Can you copy out, word for word, the lines of the listing starting with the line that contains "title-label: 标题 [571, 431, 604, 450]" and going on through the line that contains "Annotate this image: element", and nothing else?

>> Start DATA SUPPLIED

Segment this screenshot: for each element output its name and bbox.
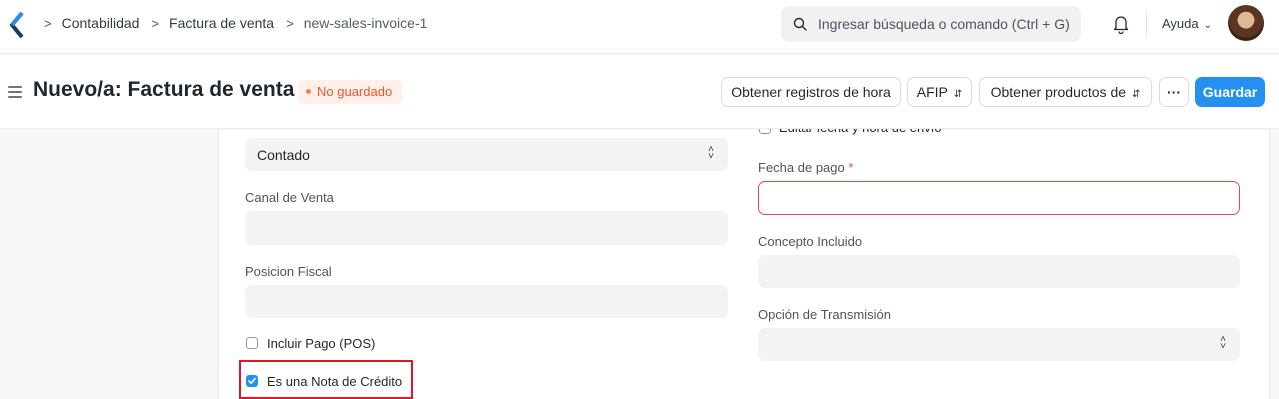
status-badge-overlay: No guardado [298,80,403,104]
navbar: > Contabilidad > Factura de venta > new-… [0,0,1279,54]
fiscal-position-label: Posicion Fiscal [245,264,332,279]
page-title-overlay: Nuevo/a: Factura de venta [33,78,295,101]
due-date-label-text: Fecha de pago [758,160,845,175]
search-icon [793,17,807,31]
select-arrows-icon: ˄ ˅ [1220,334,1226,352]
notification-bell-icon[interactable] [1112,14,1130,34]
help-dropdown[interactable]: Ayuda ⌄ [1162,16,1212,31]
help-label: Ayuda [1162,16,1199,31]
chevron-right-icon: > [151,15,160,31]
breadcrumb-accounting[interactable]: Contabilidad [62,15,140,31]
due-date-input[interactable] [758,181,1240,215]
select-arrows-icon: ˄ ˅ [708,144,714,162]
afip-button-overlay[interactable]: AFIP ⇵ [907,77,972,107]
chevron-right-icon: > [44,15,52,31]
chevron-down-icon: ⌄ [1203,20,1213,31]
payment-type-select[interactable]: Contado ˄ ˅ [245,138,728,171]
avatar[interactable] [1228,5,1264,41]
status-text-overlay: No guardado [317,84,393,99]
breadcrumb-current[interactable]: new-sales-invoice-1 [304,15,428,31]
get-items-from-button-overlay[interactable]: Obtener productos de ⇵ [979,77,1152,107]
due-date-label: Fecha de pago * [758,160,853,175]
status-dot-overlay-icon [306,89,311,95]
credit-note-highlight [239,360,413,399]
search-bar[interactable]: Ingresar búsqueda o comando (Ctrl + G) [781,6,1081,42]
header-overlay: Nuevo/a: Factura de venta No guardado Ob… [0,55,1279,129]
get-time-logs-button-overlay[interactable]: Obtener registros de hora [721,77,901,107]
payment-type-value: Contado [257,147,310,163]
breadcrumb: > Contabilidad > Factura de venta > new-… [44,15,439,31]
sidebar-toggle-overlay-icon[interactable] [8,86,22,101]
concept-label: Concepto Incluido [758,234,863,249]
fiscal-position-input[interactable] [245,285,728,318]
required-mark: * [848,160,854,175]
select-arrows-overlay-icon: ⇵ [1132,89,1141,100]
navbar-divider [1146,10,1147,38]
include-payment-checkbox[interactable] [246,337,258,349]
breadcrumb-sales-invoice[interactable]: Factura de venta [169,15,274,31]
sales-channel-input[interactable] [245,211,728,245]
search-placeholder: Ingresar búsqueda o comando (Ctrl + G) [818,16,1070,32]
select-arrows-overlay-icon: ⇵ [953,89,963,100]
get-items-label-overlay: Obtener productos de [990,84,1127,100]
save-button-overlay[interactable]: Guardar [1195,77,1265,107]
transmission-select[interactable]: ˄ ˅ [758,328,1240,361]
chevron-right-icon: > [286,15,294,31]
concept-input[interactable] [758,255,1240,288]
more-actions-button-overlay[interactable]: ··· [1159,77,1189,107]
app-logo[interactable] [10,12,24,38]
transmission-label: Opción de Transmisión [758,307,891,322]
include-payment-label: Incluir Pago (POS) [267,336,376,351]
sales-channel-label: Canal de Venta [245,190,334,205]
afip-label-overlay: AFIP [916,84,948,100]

>> End DATA SUPPLIED
>> Start DATA SUPPLIED

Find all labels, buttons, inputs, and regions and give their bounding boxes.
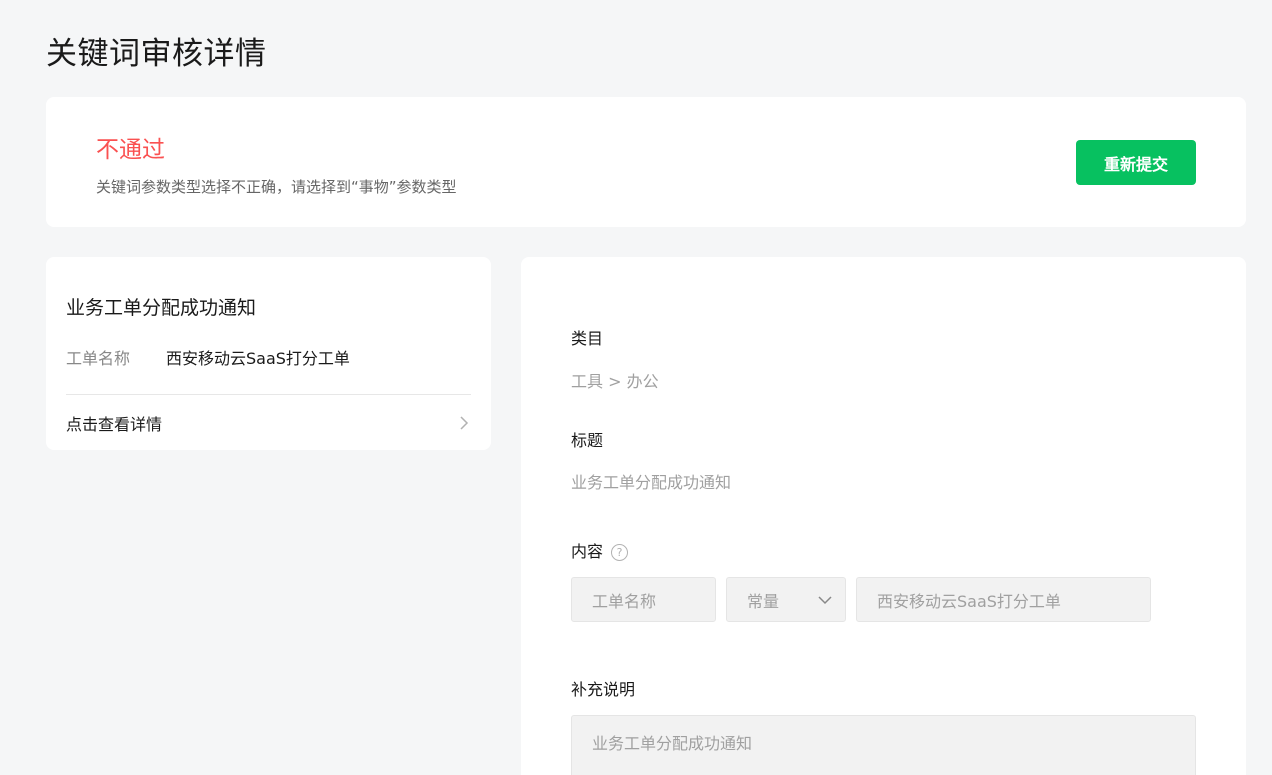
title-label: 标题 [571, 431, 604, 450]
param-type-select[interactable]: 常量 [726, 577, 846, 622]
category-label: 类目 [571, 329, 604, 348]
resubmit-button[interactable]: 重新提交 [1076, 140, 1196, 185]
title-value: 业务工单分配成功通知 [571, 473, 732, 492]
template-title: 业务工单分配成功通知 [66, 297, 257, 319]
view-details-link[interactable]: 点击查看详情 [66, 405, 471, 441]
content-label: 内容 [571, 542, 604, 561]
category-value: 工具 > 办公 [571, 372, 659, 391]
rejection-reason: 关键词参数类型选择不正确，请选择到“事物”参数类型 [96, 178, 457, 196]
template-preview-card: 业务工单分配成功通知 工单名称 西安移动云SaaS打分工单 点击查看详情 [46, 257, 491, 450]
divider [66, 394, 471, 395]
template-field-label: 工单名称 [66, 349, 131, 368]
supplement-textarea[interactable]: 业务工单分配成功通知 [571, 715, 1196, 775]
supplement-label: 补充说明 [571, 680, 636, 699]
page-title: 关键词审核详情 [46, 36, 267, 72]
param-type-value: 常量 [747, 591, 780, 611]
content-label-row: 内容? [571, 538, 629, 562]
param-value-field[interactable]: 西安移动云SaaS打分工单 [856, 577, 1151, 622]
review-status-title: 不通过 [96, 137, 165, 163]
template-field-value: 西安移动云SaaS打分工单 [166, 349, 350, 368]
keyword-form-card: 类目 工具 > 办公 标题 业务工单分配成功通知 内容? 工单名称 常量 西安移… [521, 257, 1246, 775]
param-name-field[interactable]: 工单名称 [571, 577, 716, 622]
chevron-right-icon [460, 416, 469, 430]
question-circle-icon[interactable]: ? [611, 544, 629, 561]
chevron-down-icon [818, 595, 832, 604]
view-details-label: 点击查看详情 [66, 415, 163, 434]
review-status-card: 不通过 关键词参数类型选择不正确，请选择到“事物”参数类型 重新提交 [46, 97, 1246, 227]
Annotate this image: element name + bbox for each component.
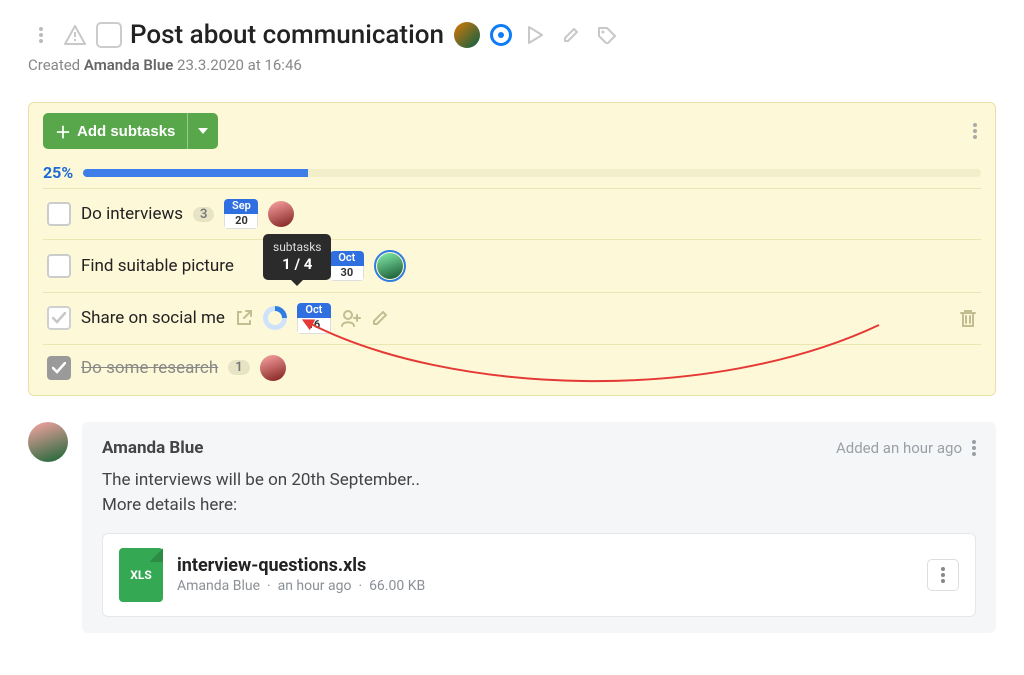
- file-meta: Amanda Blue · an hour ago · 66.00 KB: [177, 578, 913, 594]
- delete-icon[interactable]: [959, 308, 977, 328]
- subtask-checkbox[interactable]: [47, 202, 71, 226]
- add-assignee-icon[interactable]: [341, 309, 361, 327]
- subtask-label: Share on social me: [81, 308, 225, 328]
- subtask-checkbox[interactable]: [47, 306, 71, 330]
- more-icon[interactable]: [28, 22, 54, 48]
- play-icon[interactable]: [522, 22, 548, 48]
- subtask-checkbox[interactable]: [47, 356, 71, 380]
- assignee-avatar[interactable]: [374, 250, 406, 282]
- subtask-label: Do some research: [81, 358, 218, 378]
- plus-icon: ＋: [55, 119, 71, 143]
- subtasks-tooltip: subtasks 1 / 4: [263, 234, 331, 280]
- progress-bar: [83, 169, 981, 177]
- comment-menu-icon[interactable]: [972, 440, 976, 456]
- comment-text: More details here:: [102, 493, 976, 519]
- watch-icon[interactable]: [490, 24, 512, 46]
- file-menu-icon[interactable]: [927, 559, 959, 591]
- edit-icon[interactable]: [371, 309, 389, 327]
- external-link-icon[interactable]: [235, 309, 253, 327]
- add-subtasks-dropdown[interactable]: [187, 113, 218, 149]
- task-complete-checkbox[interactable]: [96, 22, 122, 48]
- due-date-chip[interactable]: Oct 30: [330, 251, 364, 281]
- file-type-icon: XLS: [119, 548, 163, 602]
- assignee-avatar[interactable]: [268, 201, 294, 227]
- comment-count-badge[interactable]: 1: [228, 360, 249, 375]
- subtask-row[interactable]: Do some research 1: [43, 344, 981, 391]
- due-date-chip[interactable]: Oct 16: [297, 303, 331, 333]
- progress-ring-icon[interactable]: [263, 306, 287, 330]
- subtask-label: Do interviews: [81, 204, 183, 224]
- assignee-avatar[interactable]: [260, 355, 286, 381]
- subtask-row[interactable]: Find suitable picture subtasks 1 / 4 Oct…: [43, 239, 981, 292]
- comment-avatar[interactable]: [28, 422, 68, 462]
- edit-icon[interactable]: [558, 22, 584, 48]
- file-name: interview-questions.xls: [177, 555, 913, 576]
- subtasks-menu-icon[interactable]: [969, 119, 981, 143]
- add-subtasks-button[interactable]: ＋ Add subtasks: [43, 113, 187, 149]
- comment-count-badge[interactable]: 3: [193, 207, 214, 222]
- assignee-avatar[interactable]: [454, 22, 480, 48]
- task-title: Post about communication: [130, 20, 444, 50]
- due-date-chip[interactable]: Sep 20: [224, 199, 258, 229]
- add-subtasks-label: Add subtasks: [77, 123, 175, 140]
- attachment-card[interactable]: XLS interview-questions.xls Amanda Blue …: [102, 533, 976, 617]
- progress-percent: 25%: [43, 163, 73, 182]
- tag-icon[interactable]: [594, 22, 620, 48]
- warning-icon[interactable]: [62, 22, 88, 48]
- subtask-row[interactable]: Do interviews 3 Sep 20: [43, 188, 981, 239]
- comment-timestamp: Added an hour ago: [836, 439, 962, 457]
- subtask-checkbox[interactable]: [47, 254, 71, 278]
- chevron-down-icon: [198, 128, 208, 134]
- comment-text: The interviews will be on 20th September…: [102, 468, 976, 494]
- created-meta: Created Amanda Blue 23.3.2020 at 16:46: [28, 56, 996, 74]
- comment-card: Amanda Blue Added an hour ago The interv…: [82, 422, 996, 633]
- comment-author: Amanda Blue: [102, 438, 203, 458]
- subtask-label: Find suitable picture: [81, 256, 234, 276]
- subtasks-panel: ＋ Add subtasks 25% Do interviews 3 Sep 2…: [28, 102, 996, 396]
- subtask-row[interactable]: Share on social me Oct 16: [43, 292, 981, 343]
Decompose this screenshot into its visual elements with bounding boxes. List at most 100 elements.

>> End DATA SUPPLIED

(PROBLEM SOLUTION)
title-label: 标题 [571, 431, 604, 450]
param-type-select[interactable]: 常量 [726, 577, 846, 622]
category-label: 类目 [571, 329, 604, 348]
resubmit-button[interactable]: 重新提交 [1076, 140, 1196, 185]
title-value: 业务工单分配成功通知 [571, 473, 732, 492]
template-title: 业务工单分配成功通知 [66, 297, 257, 319]
view-details-link[interactable]: 点击查看详情 [66, 405, 471, 441]
content-label: 内容 [571, 542, 604, 561]
category-value: 工具 > 办公 [571, 372, 659, 391]
rejection-reason: 关键词参数类型选择不正确，请选择到“事物”参数类型 [96, 178, 457, 196]
template-preview-card: 业务工单分配成功通知 工单名称 西安移动云SaaS打分工单 点击查看详情 [46, 257, 491, 450]
divider [66, 394, 471, 395]
template-field-label: 工单名称 [66, 349, 131, 368]
supplement-textarea[interactable]: 业务工单分配成功通知 [571, 715, 1196, 775]
supplement-label: 补充说明 [571, 680, 636, 699]
page-title: 关键词审核详情 [46, 36, 267, 72]
param-type-value: 常量 [747, 591, 780, 611]
content-label-row: 内容? [571, 538, 629, 562]
param-value-field[interactable]: 西安移动云SaaS打分工单 [856, 577, 1151, 622]
review-status-title: 不通过 [96, 137, 165, 163]
template-field-value: 西安移动云SaaS打分工单 [166, 349, 350, 368]
keyword-form-card: 类目 工具 > 办公 标题 业务工单分配成功通知 内容? 工单名称 常量 西安移… [521, 257, 1246, 775]
param-name-field[interactable]: 工单名称 [571, 577, 716, 622]
chevron-right-icon [460, 416, 469, 430]
question-circle-icon[interactable]: ? [611, 544, 629, 561]
chevron-down-icon [818, 595, 832, 604]
view-details-label: 点击查看详情 [66, 415, 163, 434]
review-status-card: 不通过 关键词参数类型选择不正确，请选择到“事物”参数类型 重新提交 [46, 97, 1246, 227]
Annotate this image: element name + bbox for each component.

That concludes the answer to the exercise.